▶ **What you should do**
Write every line out verbatim and omit the pictures.

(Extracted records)

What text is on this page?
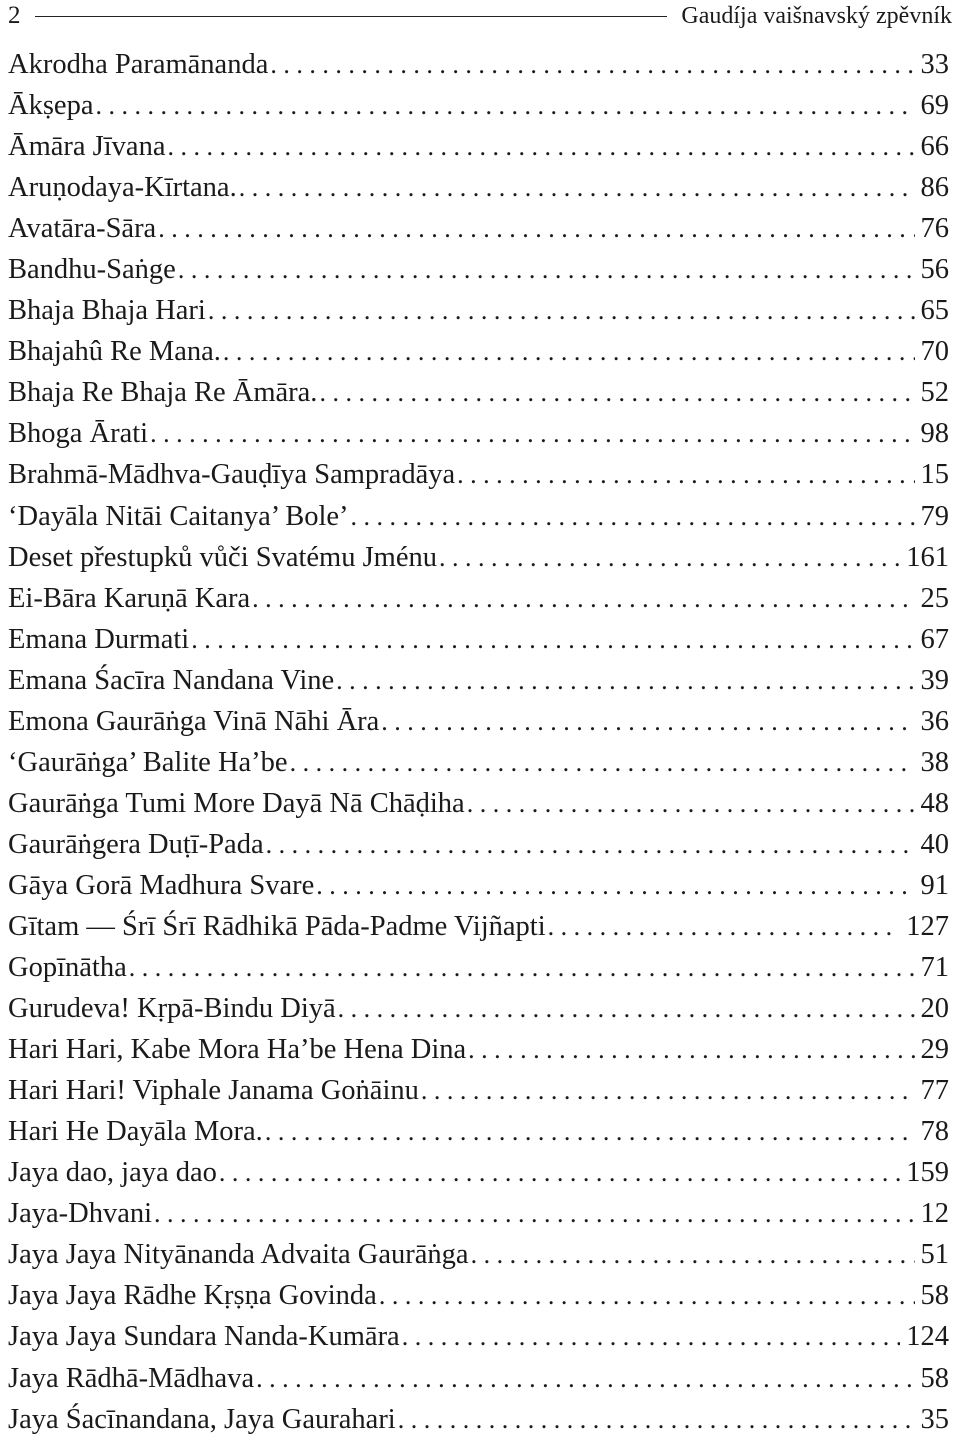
2	Gaudíja vaišnavský zpěvník
Akrodha Paramānanda . . .	33
Ākṣepa . . .	69
Āmāra Jīvana . . .	66
Aruṇodaya-Kīrtana. . . .	86
Avatāra-Sāra . . .	76
Bandhu-Saṅge . . .	56
Bhaja Bhaja Hari . . .	65
Bhajahû Re Mana. . . .	70
Bhaja Re Bhaja Re Āmāra. . . .	52
Bhoga Ārati . . .	98
Brahmā-Mādhva-Gauḍīya Sampradāya . . .	15
‘Dayāla Nitāi Caitanya’ Bole’ . . .	79
Deset přestupků vůči Svatému Jménu . . .	161
Ei-Bāra Karuṇā Kara . . .	25
Emana Durmati . . .	67
Emana Śacīra Nandana Vine . . .	39
Emona Gaurāṅga Vinā Nāhi Āra . . .	36
‘Gaurāṅga’ Balite Ha’be . . .	38
Gaurāṅga Tumi More Dayā Nā Chāḍiha . . .	48
Gaurāṅgera Duṭī-Pada . . .	40
Gāya Gorā Madhura Svare . . .	91
Gītam — Śrī Śrī Rādhikā Pāda-Padme Vijñapti . . .	127
Gopīnātha . . .	71
Gurudeva! Kṛpā-Bindu Diyā . . .	20
Hari Hari, Kabe Mora Ha’be Hena Dina . . .	29
Hari Hari! Viphale Janama Goṅāinu . . .	77
Hari He Dayāla Mora. . . .	78
Jaya dao, jaya dao . . .	159
Jaya-Dhvani . . .	12
Jaya Jaya Nityānanda Advaita Gaurāṅga . . .	51
Jaya Jaya Rādhe Kṛṣṇa Govinda . . .	58
Jaya Jaya Sundara Nanda-Kumāra . . .	124
Jaya Rādhā-Mādhava . . .	58
Jaya Śacīnandana, Jaya Gaurahari . . .	35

▶ **Worked solution**
What text is on this page?
2	Gaudíja vaišnavský zpěvník
Akrodha Paramānanda . . .	33
Ākṣepa . . .	69
Āmāra Jīvana . . .	66
Aruṇodaya-Kīrtana. . . .	86
Avatāra-Sāra . . .	76
Bandhu-Saṅge . . .	56
Bhaja Bhaja Hari . . .	65
Bhajahû Re Mana. . . .	70
Bhaja Re Bhaja Re Āmāra. . . .	52
Bhoga Ārati . . .	98
Brahmā-Mādhva-Gauḍīya Sampradāya . . .	15
‘Dayāla Nitāi Caitanya’ Bole’ . . .	79
Deset přestupků vůči Svatému Jménu . . .	161
Ei-Bāra Karuṇā Kara . . .	25
Emana Durmati . . .	67
Emana Śacīra Nandana Vine . . .	39
Emona Gaurāṅga Vinā Nāhi Āra . . .	36
‘Gaurāṅga’ Balite Ha’be . . .	38
Gaurāṅga Tumi More Dayā Nā Chāḍiha . . .	48
Gaurāṅgera Duṭī-Pada . . .	40
Gāya Gorā Madhura Svare . . .	91
Gītam — Śrī Śrī Rādhikā Pāda-Padme Vijñapti . . .	127
Gopīnātha . . .	71
Gurudeva! Kṛpā-Bindu Diyā . . .	20
Hari Hari, Kabe Mora Ha’be Hena Dina . . .	29
Hari Hari! Viphale Janama Goṅāinu . . .	77
Hari He Dayāla Mora. . . .	78
Jaya dao, jaya dao . . .	159
Jaya-Dhvani . . .	12
Jaya Jaya Nityānanda Advaita Gaurāṅga . . .	51
Jaya Jaya Rādhe Kṛṣṇa Govinda . . .	58
Jaya Jaya Sundara Nanda-Kumāra . . .	124
Jaya Rādhā-Mādhava . . .	58
Jaya Śacīnandana, Jaya Gaurahari . . .	35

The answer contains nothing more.